- WHAT IS EXPECTED -
All of the material below is to be returned exactly.

::: LISTED RECORDS

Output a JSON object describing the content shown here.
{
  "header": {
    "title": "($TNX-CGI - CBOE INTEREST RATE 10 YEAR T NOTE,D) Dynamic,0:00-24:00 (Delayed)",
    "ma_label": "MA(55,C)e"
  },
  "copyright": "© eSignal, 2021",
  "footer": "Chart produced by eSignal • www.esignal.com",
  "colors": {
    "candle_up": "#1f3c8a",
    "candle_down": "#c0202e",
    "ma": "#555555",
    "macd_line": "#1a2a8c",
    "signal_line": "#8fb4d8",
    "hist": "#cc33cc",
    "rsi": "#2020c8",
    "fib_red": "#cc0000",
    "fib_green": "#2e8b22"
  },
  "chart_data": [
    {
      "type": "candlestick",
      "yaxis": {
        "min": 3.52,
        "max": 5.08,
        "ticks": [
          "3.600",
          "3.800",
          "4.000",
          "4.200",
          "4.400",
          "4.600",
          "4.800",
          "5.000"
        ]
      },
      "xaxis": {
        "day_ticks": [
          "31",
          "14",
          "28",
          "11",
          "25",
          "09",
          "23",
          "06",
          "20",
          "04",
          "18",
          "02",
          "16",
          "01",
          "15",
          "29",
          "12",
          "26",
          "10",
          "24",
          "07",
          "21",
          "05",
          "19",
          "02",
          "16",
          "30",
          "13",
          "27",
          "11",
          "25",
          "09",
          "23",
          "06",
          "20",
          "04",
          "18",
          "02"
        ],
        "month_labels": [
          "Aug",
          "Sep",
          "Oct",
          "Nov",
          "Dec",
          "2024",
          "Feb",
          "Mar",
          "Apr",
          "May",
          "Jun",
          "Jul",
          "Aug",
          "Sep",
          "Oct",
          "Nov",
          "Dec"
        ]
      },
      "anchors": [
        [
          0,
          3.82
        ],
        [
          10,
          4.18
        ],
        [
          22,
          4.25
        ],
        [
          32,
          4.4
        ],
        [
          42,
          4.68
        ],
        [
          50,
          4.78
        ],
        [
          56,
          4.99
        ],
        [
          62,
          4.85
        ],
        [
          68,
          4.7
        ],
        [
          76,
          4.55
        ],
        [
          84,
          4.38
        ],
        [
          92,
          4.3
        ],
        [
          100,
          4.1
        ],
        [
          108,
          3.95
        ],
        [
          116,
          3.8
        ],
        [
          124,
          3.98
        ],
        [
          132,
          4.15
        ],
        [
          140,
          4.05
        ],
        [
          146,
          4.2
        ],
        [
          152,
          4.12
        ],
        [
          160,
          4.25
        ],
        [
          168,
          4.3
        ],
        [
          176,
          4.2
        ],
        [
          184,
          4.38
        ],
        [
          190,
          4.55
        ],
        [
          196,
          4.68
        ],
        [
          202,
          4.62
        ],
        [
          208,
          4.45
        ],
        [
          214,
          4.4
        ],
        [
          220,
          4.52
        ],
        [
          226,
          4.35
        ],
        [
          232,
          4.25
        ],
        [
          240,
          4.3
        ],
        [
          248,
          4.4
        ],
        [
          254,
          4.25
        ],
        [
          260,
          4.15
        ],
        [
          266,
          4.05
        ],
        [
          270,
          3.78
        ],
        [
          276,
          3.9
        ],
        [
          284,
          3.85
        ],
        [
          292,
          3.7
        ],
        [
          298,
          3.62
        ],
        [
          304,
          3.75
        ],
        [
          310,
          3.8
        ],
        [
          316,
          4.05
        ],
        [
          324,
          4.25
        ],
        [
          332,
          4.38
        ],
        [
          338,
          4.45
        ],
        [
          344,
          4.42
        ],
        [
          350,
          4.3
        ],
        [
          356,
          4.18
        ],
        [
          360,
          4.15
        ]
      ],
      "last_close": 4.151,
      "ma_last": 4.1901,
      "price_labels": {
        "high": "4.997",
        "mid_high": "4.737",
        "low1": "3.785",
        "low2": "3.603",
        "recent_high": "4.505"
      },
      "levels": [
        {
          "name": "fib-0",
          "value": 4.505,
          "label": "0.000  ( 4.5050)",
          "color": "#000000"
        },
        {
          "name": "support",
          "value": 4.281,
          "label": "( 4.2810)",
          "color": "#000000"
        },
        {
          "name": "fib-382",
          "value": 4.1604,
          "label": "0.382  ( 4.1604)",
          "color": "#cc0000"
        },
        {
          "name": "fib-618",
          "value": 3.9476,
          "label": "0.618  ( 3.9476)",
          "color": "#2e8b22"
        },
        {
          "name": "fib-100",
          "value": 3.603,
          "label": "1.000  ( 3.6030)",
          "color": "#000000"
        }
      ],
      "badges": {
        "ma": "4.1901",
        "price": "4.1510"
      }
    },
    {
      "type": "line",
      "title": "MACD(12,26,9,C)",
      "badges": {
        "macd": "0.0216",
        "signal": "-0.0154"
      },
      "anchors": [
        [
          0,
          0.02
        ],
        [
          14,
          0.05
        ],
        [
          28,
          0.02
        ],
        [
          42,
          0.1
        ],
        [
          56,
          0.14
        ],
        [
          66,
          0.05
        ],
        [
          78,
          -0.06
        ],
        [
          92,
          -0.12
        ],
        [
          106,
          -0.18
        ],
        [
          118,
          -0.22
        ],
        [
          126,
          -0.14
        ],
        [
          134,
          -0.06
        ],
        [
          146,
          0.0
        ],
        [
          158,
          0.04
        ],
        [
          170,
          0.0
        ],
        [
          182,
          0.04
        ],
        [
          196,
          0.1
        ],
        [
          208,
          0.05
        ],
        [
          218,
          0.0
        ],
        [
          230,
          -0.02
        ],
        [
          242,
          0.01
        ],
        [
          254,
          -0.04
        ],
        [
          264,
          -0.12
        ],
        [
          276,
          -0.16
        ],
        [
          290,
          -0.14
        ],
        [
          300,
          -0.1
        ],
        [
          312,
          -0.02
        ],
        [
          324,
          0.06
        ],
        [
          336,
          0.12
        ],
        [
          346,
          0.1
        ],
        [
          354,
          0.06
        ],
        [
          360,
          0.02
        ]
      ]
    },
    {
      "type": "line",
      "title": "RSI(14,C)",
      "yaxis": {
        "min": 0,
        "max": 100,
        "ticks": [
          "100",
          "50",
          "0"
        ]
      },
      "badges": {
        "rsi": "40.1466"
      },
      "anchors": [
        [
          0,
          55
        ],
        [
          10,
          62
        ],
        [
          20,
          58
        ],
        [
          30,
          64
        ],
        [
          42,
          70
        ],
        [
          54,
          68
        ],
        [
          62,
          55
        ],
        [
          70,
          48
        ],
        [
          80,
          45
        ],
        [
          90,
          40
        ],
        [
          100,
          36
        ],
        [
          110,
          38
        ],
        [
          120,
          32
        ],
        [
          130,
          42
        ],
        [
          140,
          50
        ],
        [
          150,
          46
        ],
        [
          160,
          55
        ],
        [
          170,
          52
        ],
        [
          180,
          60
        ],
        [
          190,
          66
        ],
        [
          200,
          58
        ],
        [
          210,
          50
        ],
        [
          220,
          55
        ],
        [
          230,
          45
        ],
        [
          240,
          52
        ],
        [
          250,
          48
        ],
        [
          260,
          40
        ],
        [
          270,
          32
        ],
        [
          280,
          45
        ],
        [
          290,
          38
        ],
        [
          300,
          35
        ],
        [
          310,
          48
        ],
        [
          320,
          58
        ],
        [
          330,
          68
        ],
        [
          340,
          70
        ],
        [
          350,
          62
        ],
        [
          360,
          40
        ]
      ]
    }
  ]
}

::::::

- RESULT OF THIS TASK -
Output a JSON object describing the content shown here.
{
  "header": {
    "title": "($TNX-CGI - CBOE INTEREST RATE 10 YEAR T NOTE,D) Dynamic,0:00-24:00 (Delayed)",
    "ma_label": "MA(55,C)e"
  },
  "copyright": "© eSignal, 2021",
  "footer": "Chart produced by eSignal • www.esignal.com",
  "colors": {
    "candle_up": "#1f3c8a",
    "candle_down": "#c0202e",
    "ma": "#555555",
    "macd_line": "#1a2a8c",
    "signal_line": "#8fb4d8",
    "hist": "#cc33cc",
    "rsi": "#2020c8",
    "fib_red": "#cc0000",
    "fib_green": "#2e8b22"
  },
  "chart_data": [
    {
      "type": "candlestick",
      "yaxis": {
        "min": 3.52,
        "max": 5.08,
        "ticks": [
          "3.600",
          "3.800",
          "4.000",
          "4.200",
          "4.400",
          "4.600",
          "4.800",
          "5.000"
        ]
      },
      "xaxis": {
        "day_ticks": [
          "31",
          "14",
          "28",
          "11",
          "25",
          "09",
          "23",
          "06",
          "20",
          "04",
          "18",
          "02",
          "16",
          "01",
          "15",
          "29",
          "12",
          "26",
          "10",
          "24",
          "07",
          "21",
          "05",
          "19",
          "02",
          "16",
          "30",
          "13",
          "27",
          "11",
          "25",
          "09",
          "23",
          "06",
          "20",
          "04",
          "18",
          "02"
        ],
        "month_labels": [
          "Aug",
          "Sep",
          "Oct",
          "Nov",
          "Dec",
          "2024",
          "Feb",
          "Mar",
          "Apr",
          "May",
          "Jun",
          "Jul",
          "Aug",
          "Sep",
          "Oct",
          "Nov",
          "Dec"
        ]
      },
      "anchors": [
        [
          0,
          3.82
        ],
        [
          10,
          4.18
        ],
        [
          22,
          4.25
        ],
        [
          32,
          4.4
        ],
        [
          42,
          4.68
        ],
        [
          50,
          4.78
        ],
        [
          56,
          4.99
        ],
        [
          62,
          4.85
        ],
        [
          68,
          4.7
        ],
        [
          76,
          4.55
        ],
        [
          84,
          4.38
        ],
        [
          92,
          4.3
        ],
        [
          100,
          4.1
        ],
        [
          108,
          3.95
        ],
        [
          116,
          3.8
        ],
        [
          124,
          3.98
        ],
        [
          132,
          4.15
        ],
        [
          140,
          4.05
        ],
        [
          146,
          4.2
        ],
        [
          152,
          4.12
        ],
        [
          160,
          4.25
        ],
        [
          168,
          4.3
        ],
        [
          176,
          4.2
        ],
        [
          184,
          4.38
        ],
        [
          190,
          4.55
        ],
        [
          196,
          4.68
        ],
        [
          202,
          4.62
        ],
        [
          208,
          4.45
        ],
        [
          214,
          4.4
        ],
        [
          220,
          4.52
        ],
        [
          226,
          4.35
        ],
        [
          232,
          4.25
        ],
        [
          240,
          4.3
        ],
        [
          248,
          4.4
        ],
        [
          254,
          4.25
        ],
        [
          260,
          4.15
        ],
        [
          266,
          4.05
        ],
        [
          270,
          3.78
        ],
        [
          276,
          3.9
        ],
        [
          284,
          3.85
        ],
        [
          292,
          3.7
        ],
        [
          298,
          3.62
        ],
        [
          304,
          3.75
        ],
        [
          310,
          3.8
        ],
        [
          316,
          4.05
        ],
        [
          324,
          4.25
        ],
        [
          332,
          4.38
        ],
        [
          338,
          4.45
        ],
        [
          344,
          4.42
        ],
        [
          350,
          4.3
        ],
        [
          356,
          4.18
        ],
        [
          360,
          4.15
        ]
      ],
      "last_close": 4.151,
      "ma_last": 4.1901,
      "price_labels": {
        "high": "4.997",
        "mid_high": "4.737",
        "low1": "3.785",
        "low2": "3.603",
        "recent_high": "4.505"
      },
      "levels": [
        {
          "name": "fib-0",
          "value": 4.505,
          "label": "0.000  ( 4.5050)",
          "color": "#000000"
        },
        {
          "name": "support",
          "value": 4.281,
          "label": "( 4.2810)",
          "color": "#000000"
        },
        {
          "name": "fib-382",
          "value": 4.1604,
          "label": "0.382  ( 4.1604)",
          "color": "#cc0000"
        },
        {
          "name": "fib-618",
          "value": 3.9476,
          "label": "0.618  ( 3.9476)",
          "color": "#2e8b22"
        },
        {
          "name": "fib-100",
          "value": 3.603,
          "label": "1.000  ( 3.6030)",
          "color": "#000000"
        }
      ],
      "badges": {
        "ma": "4.1901",
        "price": "4.1510"
      }
    },
    {
      "type": "line",
      "title": "MACD(12,26,9,C)",
      "badges": {
        "macd": "0.0216",
        "signal": "-0.0154"
      },
      "anchors": [
        [
          0,
          0.02
        ],
        [
          14,
          0.05
        ],
        [
          28,
          0.02
        ],
        [
          42,
          0.1
        ],
        [
          56,
          0.14
        ],
        [
          66,
          0.05
        ],
        [
          78,
          -0.06
        ],
        [
          92,
          -0.12
        ],
        [
          106,
          -0.18
        ],
        [
          118,
          -0.22
        ],
        [
          126,
          -0.14
        ],
        [
          134,
          -0.06
        ],
        [
          146,
          0.0
        ],
        [
          158,
          0.04
        ],
        [
          170,
          0.0
        ],
        [
          182,
          0.04
        ],
        [
          196,
          0.1
        ],
        [
          208,
          0.05
        ],
        [
          218,
          0.0
        ],
        [
          230,
          -0.02
        ],
        [
          242,
          0.01
        ],
        [
          254,
          -0.04
        ],
        [
          264,
          -0.12
        ],
        [
          276,
          -0.16
        ],
        [
          290,
          -0.14
        ],
        [
          300,
          -0.1
        ],
        [
          312,
          -0.02
        ],
        [
          324,
          0.06
        ],
        [
          336,
          0.12
        ],
        [
          346,
          0.1
        ],
        [
          354,
          0.06
        ],
        [
          360,
          0.02
        ]
      ]
    },
    {
      "type": "line",
      "title": "RSI(14,C)",
      "yaxis": {
        "min": 0,
        "max": 100,
        "ticks": [
          "100",
          "50",
          "0"
        ]
      },
      "badges": {
        "rsi": "40.1466"
      },
      "anchors": [
        [
          0,
          55
        ],
        [
          10,
          62
        ],
        [
          20,
          58
        ],
        [
          30,
          64
        ],
        [
          42,
          70
        ],
        [
          54,
          68
        ],
        [
          62,
          55
        ],
        [
          70,
          48
        ],
        [
          80,
          45
        ],
        [
          90,
          40
        ],
        [
          100,
          36
        ],
        [
          110,
          38
        ],
        [
          120,
          32
        ],
        [
          130,
          42
        ],
        [
          140,
          50
        ],
        [
          150,
          46
        ],
        [
          160,
          55
        ],
        [
          170,
          52
        ],
        [
          180,
          60
        ],
        [
          190,
          66
        ],
        [
          200,
          58
        ],
        [
          210,
          50
        ],
        [
          220,
          55
        ],
        [
          230,
          45
        ],
        [
          240,
          52
        ],
        [
          250,
          48
        ],
        [
          260,
          40
        ],
        [
          270,
          32
        ],
        [
          280,
          45
        ],
        [
          290,
          38
        ],
        [
          300,
          35
        ],
        [
          310,
          48
        ],
        [
          320,
          58
        ],
        [
          330,
          68
        ],
        [
          340,
          70
        ],
        [
          350,
          62
        ],
        [
          360,
          40
        ]
      ]
    }
  ]
}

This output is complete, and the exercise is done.